PASSAGE TO READ

A host of scholars have studied spam on Twitter specifically. Several works have recently considered the problem of determining whether or not particular tweets or users were spammers (Santos et al. 2014; Miller et al. 2014; Amleshwaram et al. 2013; Thomas et al. 2013; Wei et al. 2015a). These approaches tend to rely on established patterns of spammers on Twitter, such as the content they utilize, their (lack of) network connections and the prevalence of URLs in their tweets (Thomas et al. 2011). Thomas and colleagues (Thomas et al. 2013) spent ten months infiltrating the underground marketplace for fraudulent accounts on Twitter and other social media sites, exposing the intricacies of the spam and bot marketplace. Cumulatively, this work demonstrates that spammers, and spambots in particular, have very different profiles than normal users in the way they construct and use tweets.

While Twitter clearly lays out the reasons that one can be suspended online, the reason why any particular account is suspended is not known to the analyst. Prior research provides guidance on how we might differentiate types of suspended users and the extent to which these individuals might act as extremists. Our work differs from these previous efforts in spam detection in that we are not concerned with detecting spammers, but in assessing the impact of such users on our understanding of who is influential in social media and in what is being said on social media; specifically, we are assessing the impact of the removal of suspended users from the holistic network and topical analytic results commonly performed on data derived from Twitter.

3 Data and methods

Our dataset contains approximately 73M tweets from April 2010 to November 2013 sent by roughly 3.8M users. Tweets in the dataset are collected via a combination of geo-spatial bounding boxes around the fifteen countries of interest for this analysis (listed in Table 1), as well as keyword and user-based searches performed on the Streaming API. We choose this area of the world during this particular time period as social movements and protests occurred frequently during this time period. As we will discuss, this social unrest corresponded to reports of internet censorship and also to the development of extremists and militant who were active on Twitter and using it in a way that would later lead their accounts to be suspended. From our dataset, we extract all users whose accounts were suspended by Twitter as of October 2014. Table 1 provides a summary of our dataset.

One thing that is worth noting in our dataset is the present of Arabic Tweets. Figure 1 is a visualization of major languages used in the dataset we have colored by suspended and non-suspended users. Here, we see that Arabic (ar) and English (en) constitute of the majority of the tweets in the dataset with English tweets dominating the dataset.

Our analysis is geared toward better understanding how suspended users affect network and topical analyses. The analysis is conducted in four stages as described below.

AIM OF THE EXERCISE
Continue the passage on suspended Twitter accounts from its last sentence, keeping the same technical voice.

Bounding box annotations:

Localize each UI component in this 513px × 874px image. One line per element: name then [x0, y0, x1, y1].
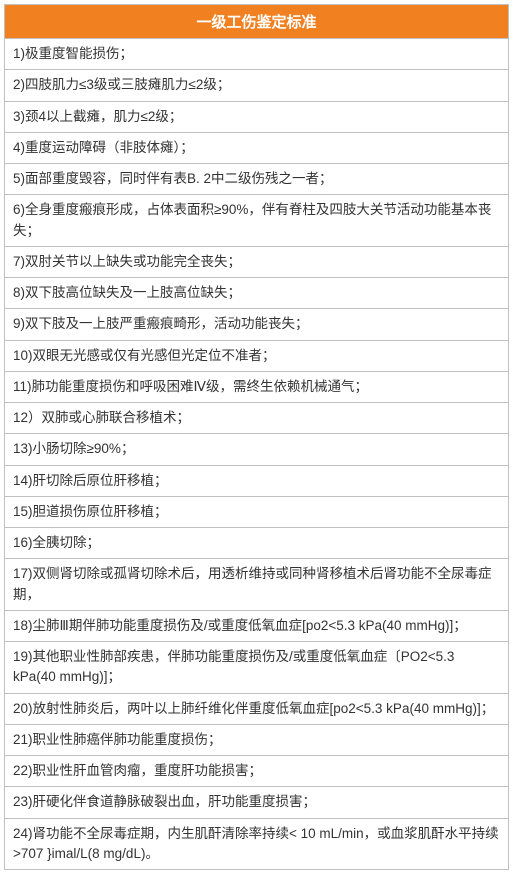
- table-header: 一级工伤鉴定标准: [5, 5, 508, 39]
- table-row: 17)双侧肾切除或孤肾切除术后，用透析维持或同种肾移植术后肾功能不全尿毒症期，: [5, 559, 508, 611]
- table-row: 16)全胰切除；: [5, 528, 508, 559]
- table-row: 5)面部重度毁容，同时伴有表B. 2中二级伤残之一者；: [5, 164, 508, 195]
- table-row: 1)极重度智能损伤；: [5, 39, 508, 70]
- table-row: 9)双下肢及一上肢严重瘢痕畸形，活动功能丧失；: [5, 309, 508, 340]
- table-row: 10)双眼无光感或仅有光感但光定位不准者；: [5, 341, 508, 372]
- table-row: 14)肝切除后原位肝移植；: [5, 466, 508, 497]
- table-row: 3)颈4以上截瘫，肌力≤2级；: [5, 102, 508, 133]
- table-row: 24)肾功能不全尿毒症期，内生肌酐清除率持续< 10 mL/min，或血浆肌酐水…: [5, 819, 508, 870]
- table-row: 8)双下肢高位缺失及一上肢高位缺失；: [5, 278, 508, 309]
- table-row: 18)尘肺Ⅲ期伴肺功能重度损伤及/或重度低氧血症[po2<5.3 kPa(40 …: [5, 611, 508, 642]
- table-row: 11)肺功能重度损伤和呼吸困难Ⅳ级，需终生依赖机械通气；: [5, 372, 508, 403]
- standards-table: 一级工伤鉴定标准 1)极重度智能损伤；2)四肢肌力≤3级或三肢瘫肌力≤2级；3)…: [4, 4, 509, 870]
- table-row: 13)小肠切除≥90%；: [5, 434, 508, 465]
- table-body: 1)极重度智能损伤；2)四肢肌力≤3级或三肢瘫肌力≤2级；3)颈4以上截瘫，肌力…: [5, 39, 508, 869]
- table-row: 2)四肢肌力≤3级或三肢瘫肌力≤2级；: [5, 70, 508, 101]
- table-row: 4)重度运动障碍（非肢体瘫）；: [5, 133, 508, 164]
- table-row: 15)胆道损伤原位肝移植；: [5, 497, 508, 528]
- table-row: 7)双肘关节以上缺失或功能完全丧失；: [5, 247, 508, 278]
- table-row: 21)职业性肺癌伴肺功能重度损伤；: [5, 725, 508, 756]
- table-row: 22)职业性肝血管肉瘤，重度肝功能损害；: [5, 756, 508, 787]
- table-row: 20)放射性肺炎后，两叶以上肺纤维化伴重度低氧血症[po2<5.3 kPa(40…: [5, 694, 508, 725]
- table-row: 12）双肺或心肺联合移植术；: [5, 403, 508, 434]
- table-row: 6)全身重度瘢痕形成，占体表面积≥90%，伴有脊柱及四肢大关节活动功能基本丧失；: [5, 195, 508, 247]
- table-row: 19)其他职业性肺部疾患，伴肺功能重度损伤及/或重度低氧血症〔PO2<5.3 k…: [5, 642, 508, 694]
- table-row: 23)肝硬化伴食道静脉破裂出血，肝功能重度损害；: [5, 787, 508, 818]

RESULT OF THE EXERCISE
Fig. 1
figure 1

Languages used by more than 10,000 tweets

3.1 Structural impacts

In order to understand how removing suspended users alters network analysis results, we analyze the mention network in our data. In the mention network, a directed link is formed between two users A and B if A includes the username of B in their tweet, pretended with an @ sign (e.g. “Hey @B, what’s going on?”). We create snapshots of the networks for each month, for each country of interest. A tweet is determined to be relevant to a country if the tweet contains a geo-tag pointing to a location within the country, or if the text of the tweet contains the country’s name in English or Arabic, or if the text of the tweet contains any of the five major cities of the country in English or Arabic. Consequently, a tweet in our dataset may be considered to be relevant to one or more countries.

Table 1 Basic statistics for the dataset

After constructing the networks for each country, for each month, we calculate several network metrics on the network both with and without the suspended users. Specifically, we consider the number of nodes in the network, average degree centrality, average betweenness centrality (which is equivalent to characteristic path length), average closeness centrality, diameter of the network and the average clustering coefficient of the network. As these are traditional network measures, we do not further describe them. For more information on these metrics in directed, weighted graphs, we refer the reader to Wei et al. (2011).

3.2 Content-level impacts

In order to understand the effects of suspended users on content-level analyses, we consider both hashtags and topic-model-based conceptualizations of content. With respect to the latter, we use LDA to identify topics. In an LDA model, each tweet has a multinomial distribution over topics, \(\theta\). To reduce difficulties poised by the use of common bi-grams and use of common words with similar meanings, we first ran a generic thesauri to clean the data. Finally, to reduce the distraction caused by high levels of nonsense words in Twitter, we removed from each tweet those words that occurred only once in our dataset.

It is well known that LDA provides noisy topic distributions for short texts (Hong and Davison 2010). One of the primary issues with applying LDA to short texts, like tweets, is that the assumption that the text is drawn from a mixture of topics is frequently violated—short texts often focus on only one concept. To address this issue, scholars often aggregate all tweets by a user into a single document. As users tend to focus on a few, reasonably consistent topics in nearly all of their tweets (Bosagh Zadeh et al. 2013), this approach helps to alleviate at least this particular problem with applying LDA to Twitter data.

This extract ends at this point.